* Collected data entries:
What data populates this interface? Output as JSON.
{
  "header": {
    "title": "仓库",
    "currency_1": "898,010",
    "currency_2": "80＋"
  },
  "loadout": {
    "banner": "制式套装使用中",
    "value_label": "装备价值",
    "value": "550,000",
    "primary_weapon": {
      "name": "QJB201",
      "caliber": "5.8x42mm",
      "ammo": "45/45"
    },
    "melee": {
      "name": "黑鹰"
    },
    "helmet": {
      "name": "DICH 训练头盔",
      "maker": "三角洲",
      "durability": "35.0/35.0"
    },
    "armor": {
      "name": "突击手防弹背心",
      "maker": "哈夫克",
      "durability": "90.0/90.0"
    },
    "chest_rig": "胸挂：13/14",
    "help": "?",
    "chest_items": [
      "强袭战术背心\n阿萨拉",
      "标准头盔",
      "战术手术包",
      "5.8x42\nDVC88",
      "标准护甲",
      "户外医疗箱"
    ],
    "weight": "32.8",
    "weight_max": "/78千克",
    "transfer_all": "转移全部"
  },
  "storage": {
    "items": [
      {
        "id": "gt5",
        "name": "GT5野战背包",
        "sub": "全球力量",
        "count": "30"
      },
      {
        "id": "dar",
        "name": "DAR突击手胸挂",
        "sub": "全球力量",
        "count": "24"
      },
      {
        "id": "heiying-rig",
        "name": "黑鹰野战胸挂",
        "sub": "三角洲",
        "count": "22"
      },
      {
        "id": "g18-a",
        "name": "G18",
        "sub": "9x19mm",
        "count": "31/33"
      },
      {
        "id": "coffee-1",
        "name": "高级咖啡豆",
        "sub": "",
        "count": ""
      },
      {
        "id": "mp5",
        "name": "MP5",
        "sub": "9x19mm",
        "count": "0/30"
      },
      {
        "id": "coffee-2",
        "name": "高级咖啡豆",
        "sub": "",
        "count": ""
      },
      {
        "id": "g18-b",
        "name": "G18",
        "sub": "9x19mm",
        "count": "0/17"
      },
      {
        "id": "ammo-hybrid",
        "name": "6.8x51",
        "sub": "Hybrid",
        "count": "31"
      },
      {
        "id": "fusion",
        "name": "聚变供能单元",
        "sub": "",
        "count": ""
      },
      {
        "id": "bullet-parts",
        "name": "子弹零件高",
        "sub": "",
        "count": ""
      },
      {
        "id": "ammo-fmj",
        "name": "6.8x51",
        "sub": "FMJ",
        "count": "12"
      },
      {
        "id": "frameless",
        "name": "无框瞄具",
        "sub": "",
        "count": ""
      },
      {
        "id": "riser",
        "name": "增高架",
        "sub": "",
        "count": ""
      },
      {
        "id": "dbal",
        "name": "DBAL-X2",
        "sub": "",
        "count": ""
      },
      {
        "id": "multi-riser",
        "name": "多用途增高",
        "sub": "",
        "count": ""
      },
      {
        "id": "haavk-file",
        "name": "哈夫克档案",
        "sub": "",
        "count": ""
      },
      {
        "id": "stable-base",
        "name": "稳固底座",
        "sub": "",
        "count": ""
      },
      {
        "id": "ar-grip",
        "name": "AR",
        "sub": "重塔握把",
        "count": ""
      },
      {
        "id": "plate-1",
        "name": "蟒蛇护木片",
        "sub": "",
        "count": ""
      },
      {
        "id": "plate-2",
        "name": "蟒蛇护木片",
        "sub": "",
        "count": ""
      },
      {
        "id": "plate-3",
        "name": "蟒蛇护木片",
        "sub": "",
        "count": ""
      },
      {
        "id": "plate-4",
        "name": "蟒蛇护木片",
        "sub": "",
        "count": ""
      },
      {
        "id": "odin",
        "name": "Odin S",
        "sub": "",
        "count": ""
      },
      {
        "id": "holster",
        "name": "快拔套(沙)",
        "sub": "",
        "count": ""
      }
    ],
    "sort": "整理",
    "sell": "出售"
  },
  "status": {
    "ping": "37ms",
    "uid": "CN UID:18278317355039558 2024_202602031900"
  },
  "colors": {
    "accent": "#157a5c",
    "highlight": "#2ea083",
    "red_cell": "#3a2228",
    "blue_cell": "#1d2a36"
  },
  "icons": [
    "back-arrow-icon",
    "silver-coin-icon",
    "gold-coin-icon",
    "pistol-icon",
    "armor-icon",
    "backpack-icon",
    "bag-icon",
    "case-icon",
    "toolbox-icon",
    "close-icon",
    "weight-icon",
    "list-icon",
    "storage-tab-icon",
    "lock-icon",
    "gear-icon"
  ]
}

* Set task: Output each record exactly, leaving nothing out.

* Worked answer:
What data populates this interface? Output as JSON.
{
  "header": {
    "title": "仓库",
    "currency_1": "898,010",
    "currency_2": "80＋"
  },
  "loadout": {
    "banner": "制式套装使用中",
    "value_label": "装备价值",
    "value": "550,000",
    "primary_weapon": {
      "name": "QJB201",
      "caliber": "5.8x42mm",
      "ammo": "45/45"
    },
    "melee": {
      "name": "黑鹰"
    },
    "helmet": {
      "name": "DICH 训练头盔",
      "maker": "三角洲",
      "durability": "35.0/35.0"
    },
    "armor": {
      "name": "突击手防弹背心",
      "maker": "哈夫克",
      "durability": "90.0/90.0"
    },
    "chest_rig": "胸挂：13/14",
    "help": "?",
    "chest_items": [
      "强袭战术背心\n阿萨拉",
      "标准头盔",
      "战术手术包",
      "5.8x42\nDVC88",
      "标准护甲",
      "户外医疗箱"
    ],
    "weight": "32.8",
    "weight_max": "/78千克",
    "transfer_all": "转移全部"
  },
  "storage": {
    "items": [
      {
        "id": "gt5",
        "name": "GT5野战背包",
        "sub": "全球力量",
        "count": "30"
      },
      {
        "id": "dar",
        "name": "DAR突击手胸挂",
        "sub": "全球力量",
        "count": "24"
      },
      {
        "id": "heiying-rig",
        "name": "黑鹰野战胸挂",
        "sub": "三角洲",
        "count": "22"
      },
      {
        "id": "g18-a",
        "name": "G18",
        "sub": "9x19mm",
        "count": "31/33"
      },
      {
        "id": "coffee-1",
        "name": "高级咖啡豆",
        "sub": "",
        "count": ""
      },
      {
        "id": "mp5",
        "name": "MP5",
        "sub": "9x19mm",
        "count": "0/30"
      },
      {
        "id": "coffee-2",
        "name": "高级咖啡豆",
        "sub": "",
        "count": ""
      },
      {
        "id": "g18-b",
        "name": "G18",
        "sub": "9x19mm",
        "count": "0/17"
      },
      {
        "id": "ammo-hybrid",
        "name": "6.8x51",
        "sub": "Hybrid",
        "count": "31"
      },
      {
        "id": "fusion",
        "name": "聚变供能单元",
        "sub": "",
        "count": ""
      },
      {
        "id": "bullet-parts",
        "name": "子弹零件高",
        "sub": "",
        "count": ""
      },
      {
        "id": "ammo-fmj",
        "name": "6.8x51",
        "sub": "FMJ",
        "count": "12"
      },
      {
        "id": "frameless",
        "name": "无框瞄具",
        "sub": "",
        "count": ""
      },
      {
        "id": "riser",
        "name": "增高架",
        "sub": "",
        "count": ""
      },
      {
        "id": "dbal",
        "name": "DBAL-X2",
        "sub": "",
        "count": ""
      },
      {
        "id": "multi-riser",
        "name": "多用途增高",
        "sub": "",
        "count": ""
      },
      {
        "id": "haavk-file",
        "name": "哈夫克档案",
        "sub": "",
        "count": ""
      },
      {
        "id": "stable-base",
        "name": "稳固底座",
        "sub": "",
        "count": ""
      },
      {
        "id": "ar-grip",
        "name": "AR",
        "sub": "重塔握把",
        "count": ""
      },
      {
        "id": "plate-1",
        "name": "蟒蛇护木片",
        "sub": "",
        "count": ""
      },
      {
        "id": "plate-2",
        "name": "蟒蛇护木片",
        "sub": "",
        "count": ""
      },
      {
        "id": "plate-3",
        "name": "蟒蛇护木片",
        "sub": "",
        "count": ""
      },
      {
        "id": "plate-4",
        "name": "蟒蛇护木片",
        "sub": "",
        "count": ""
      },
      {
        "id": "odin",
        "name": "Odin S",
        "sub": "",
        "count": ""
      },
      {
        "id": "holster",
        "name": "快拔套(沙)",
        "sub": "",
        "count": ""
      }
    ],
    "sort": "整理",
    "sell": "出售"
  },
  "status": {
    "ping": "37ms",
    "uid": "CN UID:18278317355039558 2024_202602031900"
  },
  "colors": {
    "accent": "#157a5c",
    "highlight": "#2ea083",
    "red_cell": "#3a2228",
    "blue_cell": "#1d2a36"
  },
  "icons": [
    "back-arrow-icon",
    "silver-coin-icon",
    "gold-coin-icon",
    "pistol-icon",
    "armor-icon",
    "backpack-icon",
    "bag-icon",
    "case-icon",
    "toolbox-icon",
    "close-icon",
    "weight-icon",
    "list-icon",
    "storage-tab-icon",
    "lock-icon",
    "gear-icon"
  ]
}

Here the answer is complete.